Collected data

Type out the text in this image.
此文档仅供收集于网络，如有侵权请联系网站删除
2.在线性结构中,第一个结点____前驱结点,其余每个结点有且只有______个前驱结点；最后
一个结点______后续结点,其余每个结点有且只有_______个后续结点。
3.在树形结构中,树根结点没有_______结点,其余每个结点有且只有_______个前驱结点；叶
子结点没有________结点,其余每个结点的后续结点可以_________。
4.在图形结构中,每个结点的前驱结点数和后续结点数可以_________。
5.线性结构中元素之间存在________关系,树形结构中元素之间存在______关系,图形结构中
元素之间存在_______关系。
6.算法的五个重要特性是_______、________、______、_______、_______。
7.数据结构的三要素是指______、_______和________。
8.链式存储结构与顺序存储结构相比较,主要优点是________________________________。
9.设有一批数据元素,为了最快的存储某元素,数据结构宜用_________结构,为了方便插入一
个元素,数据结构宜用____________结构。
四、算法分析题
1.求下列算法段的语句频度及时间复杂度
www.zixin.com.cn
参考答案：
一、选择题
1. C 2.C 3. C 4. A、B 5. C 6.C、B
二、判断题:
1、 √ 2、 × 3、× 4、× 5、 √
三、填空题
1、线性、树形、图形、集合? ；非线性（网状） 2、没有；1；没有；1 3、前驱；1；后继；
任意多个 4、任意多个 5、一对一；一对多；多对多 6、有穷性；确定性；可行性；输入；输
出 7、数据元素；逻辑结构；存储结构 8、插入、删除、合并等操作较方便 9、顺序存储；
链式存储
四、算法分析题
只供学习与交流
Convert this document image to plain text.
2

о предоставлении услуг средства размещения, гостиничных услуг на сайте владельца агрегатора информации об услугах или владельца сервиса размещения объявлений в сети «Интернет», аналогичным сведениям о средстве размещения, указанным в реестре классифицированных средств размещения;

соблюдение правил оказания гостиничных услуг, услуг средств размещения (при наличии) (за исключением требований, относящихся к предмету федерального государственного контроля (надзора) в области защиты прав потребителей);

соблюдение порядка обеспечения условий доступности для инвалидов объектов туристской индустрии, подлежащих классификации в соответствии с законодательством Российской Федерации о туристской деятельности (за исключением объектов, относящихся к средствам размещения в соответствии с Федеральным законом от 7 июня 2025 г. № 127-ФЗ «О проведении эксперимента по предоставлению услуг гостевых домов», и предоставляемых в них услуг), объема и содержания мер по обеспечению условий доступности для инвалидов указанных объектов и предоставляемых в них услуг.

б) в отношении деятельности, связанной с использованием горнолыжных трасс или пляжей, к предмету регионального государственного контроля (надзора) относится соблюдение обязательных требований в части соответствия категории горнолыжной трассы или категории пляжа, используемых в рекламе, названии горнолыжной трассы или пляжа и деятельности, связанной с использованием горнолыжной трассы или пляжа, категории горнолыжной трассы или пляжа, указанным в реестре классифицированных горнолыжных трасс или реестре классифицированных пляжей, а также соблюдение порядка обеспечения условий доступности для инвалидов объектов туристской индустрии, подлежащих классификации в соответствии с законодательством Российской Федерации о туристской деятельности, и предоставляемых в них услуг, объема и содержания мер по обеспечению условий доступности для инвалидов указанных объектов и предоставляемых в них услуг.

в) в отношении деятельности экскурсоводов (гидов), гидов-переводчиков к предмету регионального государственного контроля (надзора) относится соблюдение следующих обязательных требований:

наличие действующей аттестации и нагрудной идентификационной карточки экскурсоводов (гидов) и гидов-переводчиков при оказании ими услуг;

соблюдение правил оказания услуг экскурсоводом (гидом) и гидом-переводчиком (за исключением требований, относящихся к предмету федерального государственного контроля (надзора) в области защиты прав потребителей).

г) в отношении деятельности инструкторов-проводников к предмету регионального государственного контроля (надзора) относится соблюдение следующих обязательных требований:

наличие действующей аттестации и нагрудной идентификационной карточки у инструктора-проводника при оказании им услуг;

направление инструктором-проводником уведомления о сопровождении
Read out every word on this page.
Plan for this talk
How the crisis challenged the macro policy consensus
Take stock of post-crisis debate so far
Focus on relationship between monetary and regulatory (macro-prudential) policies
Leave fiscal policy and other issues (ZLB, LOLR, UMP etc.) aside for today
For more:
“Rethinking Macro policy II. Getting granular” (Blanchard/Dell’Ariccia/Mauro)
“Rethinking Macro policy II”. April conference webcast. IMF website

» **Exercise description**
All of the data must be returned exactly.

» **Exercise output**
Type out the text in this image.
此文档仅供收集于网络，如有侵权请联系网站删除
2.在线性结构中,第一个结点____前驱结点,其余每个结点有且只有______个前驱结点；最后
一个结点______后续结点,其余每个结点有且只有_______个后续结点。
3.在树形结构中,树根结点没有_______结点,其余每个结点有且只有_______个前驱结点；叶
子结点没有________结点,其余每个结点的后续结点可以_________。
4.在图形结构中,每个结点的前驱结点数和后续结点数可以_________。
5.线性结构中元素之间存在________关系,树形结构中元素之间存在______关系,图形结构中
元素之间存在_______关系。
6.算法的五个重要特性是_______、________、______、_______、_______。
7.数据结构的三要素是指______、_______和________。
8.链式存储结构与顺序存储结构相比较,主要优点是________________________________。
9.设有一批数据元素,为了最快的存储某元素,数据结构宜用_________结构,为了方便插入一
个元素,数据结构宜用____________结构。
四、算法分析题
1.求下列算法段的语句频度及时间复杂度
www.zixin.com.cn
参考答案：
一、选择题
1. C 2.C 3. C 4. A、B 5. C 6.C、B
二、判断题:
1、 √ 2、 × 3、× 4、× 5、 √
三、填空题
1、线性、树形、图形、集合? ；非线性（网状） 2、没有；1；没有；1 3、前驱；1；后继；
任意多个 4、任意多个 5、一对一；一对多；多对多 6、有穷性；确定性；可行性；输入；输
出 7、数据元素；逻辑结构；存储结构 8、插入、删除、合并等操作较方便 9、顺序存储；
链式存储
四、算法分析题
只供学习与交流
Convert this document image to plain text.
2

о предоставлении услуг средства размещения, гостиничных услуг на сайте владельца агрегатора информации об услугах или владельца сервиса размещения объявлений в сети «Интернет», аналогичным сведениям о средстве размещения, указанным в реестре классифицированных средств размещения;

соблюдение правил оказания гостиничных услуг, услуг средств размещения (при наличии) (за исключением требований, относящихся к предмету федерального государственного контроля (надзора) в области защиты прав потребителей);

соблюдение порядка обеспечения условий доступности для инвалидов объектов туристской индустрии, подлежащих классификации в соответствии с законодательством Российской Федерации о туристской деятельности (за исключением объектов, относящихся к средствам размещения в соответствии с Федеральным законом от 7 июня 2025 г. № 127-ФЗ «О проведении эксперимента по предоставлению услуг гостевых домов», и предоставляемых в них услуг), объема и содержания мер по обеспечению условий доступности для инвалидов указанных объектов и предоставляемых в них услуг.

б) в отношении деятельности, связанной с использованием горнолыжных трасс или пляжей, к предмету регионального государственного контроля (надзора) относится соблюдение обязательных требований в части соответствия категории горнолыжной трассы или категории пляжа, используемых в рекламе, названии горнолыжной трассы или пляжа и деятельности, связанной с использованием горнолыжной трассы или пляжа, категории горнолыжной трассы или пляжа, указанным в реестре классифицированных горнолыжных трасс или реестре классифицированных пляжей, а также соблюдение порядка обеспечения условий доступности для инвалидов объектов туристской индустрии, подлежащих классификации в соответствии с законодательством Российской Федерации о туристской деятельности, и предоставляемых в них услуг, объема и содержания мер по обеспечению условий доступности для инвалидов указанных объектов и предоставляемых в них услуг.

в) в отношении деятельности экскурсоводов (гидов), гидов-переводчиков к предмету регионального государственного контроля (надзора) относится соблюдение следующих обязательных требований:

наличие действующей аттестации и нагрудной идентификационной карточки экскурсоводов (гидов) и гидов-переводчиков при оказании ими услуг;

соблюдение правил оказания услуг экскурсоводом (гидом) и гидом-переводчиком (за исключением требований, относящихся к предмету федерального государственного контроля (надзора) в области защиты прав потребителей).

г) в отношении деятельности инструкторов-проводников к предмету регионального государственного контроля (надзора) относится соблюдение следующих обязательных требований:

наличие действующей аттестации и нагрудной идентификационной карточки у инструктора-проводника при оказании им услуг;

направление инструктором-проводником уведомления о сопровождении
Read out every word on this page.
Plan for this talk
How the crisis challenged the macro policy consensus
Take stock of post-crisis debate so far
Focus on relationship between monetary and regulatory (macro-prudential) policies
Leave fiscal policy and other issues (ZLB, LOLR, UMP etc.) aside for today
For more:
“Rethinking Macro policy II. Getting granular” (Blanchard/Dell’Ariccia/Mauro)
“Rethinking Macro policy II”. April conference webcast. IMF website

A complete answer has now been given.